◆ SET PROBLEM: Reproduce word for word the stretch of items from the first line through the line containing "566, 1974, 646]", including both of those lines and nothing beyond them.

◆ WORKING DATA:
◆ ◆ ◆
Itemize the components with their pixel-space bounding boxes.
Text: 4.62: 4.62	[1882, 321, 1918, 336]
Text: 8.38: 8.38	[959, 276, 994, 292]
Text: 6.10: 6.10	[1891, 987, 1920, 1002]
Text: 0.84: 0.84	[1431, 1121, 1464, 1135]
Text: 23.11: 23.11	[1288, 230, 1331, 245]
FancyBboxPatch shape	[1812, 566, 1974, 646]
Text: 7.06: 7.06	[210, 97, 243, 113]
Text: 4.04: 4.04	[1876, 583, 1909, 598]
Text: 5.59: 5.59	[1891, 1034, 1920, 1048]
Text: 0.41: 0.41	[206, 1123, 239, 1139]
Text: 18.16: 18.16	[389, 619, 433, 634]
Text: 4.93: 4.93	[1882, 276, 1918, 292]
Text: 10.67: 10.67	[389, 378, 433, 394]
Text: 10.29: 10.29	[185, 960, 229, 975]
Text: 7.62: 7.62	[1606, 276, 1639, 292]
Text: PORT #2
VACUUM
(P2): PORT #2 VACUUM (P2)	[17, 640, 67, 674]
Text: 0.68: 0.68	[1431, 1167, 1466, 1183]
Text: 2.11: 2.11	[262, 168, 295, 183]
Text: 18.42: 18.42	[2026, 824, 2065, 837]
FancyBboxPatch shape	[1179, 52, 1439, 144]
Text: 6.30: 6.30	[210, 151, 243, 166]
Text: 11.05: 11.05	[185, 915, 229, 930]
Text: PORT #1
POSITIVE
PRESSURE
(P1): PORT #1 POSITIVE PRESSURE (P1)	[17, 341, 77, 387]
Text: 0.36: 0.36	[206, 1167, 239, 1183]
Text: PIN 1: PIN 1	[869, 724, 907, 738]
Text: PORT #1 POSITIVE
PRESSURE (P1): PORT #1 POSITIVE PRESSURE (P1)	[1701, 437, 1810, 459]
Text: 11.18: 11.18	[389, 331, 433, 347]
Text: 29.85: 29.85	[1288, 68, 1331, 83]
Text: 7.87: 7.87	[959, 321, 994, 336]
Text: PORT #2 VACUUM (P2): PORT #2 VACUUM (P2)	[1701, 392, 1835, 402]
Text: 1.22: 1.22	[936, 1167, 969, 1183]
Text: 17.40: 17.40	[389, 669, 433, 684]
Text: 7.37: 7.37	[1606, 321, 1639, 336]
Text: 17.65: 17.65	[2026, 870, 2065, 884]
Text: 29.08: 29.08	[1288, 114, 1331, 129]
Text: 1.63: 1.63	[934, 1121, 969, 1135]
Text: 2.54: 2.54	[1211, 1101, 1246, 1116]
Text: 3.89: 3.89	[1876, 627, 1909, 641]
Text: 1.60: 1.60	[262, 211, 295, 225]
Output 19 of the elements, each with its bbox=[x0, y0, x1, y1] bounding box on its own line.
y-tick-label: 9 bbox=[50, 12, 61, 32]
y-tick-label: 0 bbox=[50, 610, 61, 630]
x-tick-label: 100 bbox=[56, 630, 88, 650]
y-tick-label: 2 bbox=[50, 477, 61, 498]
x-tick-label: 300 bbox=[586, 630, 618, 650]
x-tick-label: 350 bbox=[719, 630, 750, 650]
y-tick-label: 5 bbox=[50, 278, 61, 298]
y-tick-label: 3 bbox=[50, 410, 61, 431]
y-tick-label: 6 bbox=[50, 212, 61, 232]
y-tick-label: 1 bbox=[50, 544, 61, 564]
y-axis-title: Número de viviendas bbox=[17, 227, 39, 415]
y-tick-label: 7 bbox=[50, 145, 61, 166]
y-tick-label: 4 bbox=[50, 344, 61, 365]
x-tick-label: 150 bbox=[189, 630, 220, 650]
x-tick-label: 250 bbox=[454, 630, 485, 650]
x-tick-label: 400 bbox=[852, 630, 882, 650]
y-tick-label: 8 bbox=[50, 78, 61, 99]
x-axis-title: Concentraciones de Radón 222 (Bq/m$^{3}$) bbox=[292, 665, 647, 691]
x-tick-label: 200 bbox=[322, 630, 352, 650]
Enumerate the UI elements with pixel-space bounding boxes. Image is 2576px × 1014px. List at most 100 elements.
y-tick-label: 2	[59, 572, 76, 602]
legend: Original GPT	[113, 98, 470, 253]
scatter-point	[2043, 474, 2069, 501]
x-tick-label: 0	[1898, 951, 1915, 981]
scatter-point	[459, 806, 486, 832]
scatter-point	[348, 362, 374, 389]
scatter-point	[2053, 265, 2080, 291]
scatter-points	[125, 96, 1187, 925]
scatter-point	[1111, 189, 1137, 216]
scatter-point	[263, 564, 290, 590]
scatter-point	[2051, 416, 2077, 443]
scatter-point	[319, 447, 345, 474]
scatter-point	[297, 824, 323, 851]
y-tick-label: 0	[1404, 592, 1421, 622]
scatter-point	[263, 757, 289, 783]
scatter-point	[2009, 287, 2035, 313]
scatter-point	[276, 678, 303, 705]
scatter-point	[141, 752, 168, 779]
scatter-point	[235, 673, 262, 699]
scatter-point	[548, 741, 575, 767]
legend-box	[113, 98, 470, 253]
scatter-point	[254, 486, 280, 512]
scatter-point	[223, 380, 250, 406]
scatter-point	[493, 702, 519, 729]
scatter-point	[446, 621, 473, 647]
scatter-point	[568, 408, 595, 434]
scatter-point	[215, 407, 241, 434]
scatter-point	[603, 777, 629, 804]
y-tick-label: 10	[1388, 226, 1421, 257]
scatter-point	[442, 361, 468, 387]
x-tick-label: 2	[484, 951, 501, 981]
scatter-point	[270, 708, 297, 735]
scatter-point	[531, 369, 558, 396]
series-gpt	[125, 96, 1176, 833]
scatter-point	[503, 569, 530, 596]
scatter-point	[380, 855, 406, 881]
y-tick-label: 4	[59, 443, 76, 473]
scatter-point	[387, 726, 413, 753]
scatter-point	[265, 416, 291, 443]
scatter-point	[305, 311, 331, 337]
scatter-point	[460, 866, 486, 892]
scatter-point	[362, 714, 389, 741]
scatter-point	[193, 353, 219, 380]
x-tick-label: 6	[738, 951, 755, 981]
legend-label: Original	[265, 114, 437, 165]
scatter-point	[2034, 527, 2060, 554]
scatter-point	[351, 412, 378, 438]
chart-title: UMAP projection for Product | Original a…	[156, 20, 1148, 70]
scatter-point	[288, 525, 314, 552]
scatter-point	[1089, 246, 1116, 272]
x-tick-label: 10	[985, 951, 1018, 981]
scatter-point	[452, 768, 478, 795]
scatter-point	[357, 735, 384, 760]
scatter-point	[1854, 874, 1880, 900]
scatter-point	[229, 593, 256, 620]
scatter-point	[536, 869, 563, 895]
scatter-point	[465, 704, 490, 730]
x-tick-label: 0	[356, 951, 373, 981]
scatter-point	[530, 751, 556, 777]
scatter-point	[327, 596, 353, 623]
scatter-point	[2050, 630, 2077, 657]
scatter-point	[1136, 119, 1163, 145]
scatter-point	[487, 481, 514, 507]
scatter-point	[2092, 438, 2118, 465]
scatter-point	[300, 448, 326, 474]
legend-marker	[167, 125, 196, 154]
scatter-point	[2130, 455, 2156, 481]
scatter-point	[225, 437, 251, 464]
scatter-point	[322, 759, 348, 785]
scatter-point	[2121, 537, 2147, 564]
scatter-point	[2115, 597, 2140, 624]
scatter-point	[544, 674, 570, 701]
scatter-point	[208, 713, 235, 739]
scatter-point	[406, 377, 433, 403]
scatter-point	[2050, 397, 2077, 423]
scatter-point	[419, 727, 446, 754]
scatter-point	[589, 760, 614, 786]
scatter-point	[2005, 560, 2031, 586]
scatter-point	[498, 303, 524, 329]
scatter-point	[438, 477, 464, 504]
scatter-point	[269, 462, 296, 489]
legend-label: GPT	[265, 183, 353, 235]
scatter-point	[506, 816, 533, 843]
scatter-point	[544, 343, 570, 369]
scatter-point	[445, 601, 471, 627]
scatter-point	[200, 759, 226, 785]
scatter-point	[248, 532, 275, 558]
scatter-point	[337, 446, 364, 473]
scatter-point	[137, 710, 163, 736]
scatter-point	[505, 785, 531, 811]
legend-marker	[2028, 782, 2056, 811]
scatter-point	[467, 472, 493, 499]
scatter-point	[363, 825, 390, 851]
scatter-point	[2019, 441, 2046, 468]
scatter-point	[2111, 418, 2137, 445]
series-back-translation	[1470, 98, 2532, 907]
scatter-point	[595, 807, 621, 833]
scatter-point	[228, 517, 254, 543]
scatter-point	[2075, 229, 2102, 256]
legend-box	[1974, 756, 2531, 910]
◆ ◆ ◆
◆ EXPECTED OUTPUT:
Itemize the components with their pixel-space bounding boxes.
Text: 4.62: 4.62	[1882, 321, 1918, 336]
Text: 8.38: 8.38	[959, 276, 994, 292]
Text: 6.10: 6.10	[1891, 987, 1920, 1002]
Text: 0.84: 0.84	[1431, 1121, 1464, 1135]
Text: 23.11: 23.11	[1288, 230, 1331, 245]
FancyBboxPatch shape	[1812, 566, 1974, 646]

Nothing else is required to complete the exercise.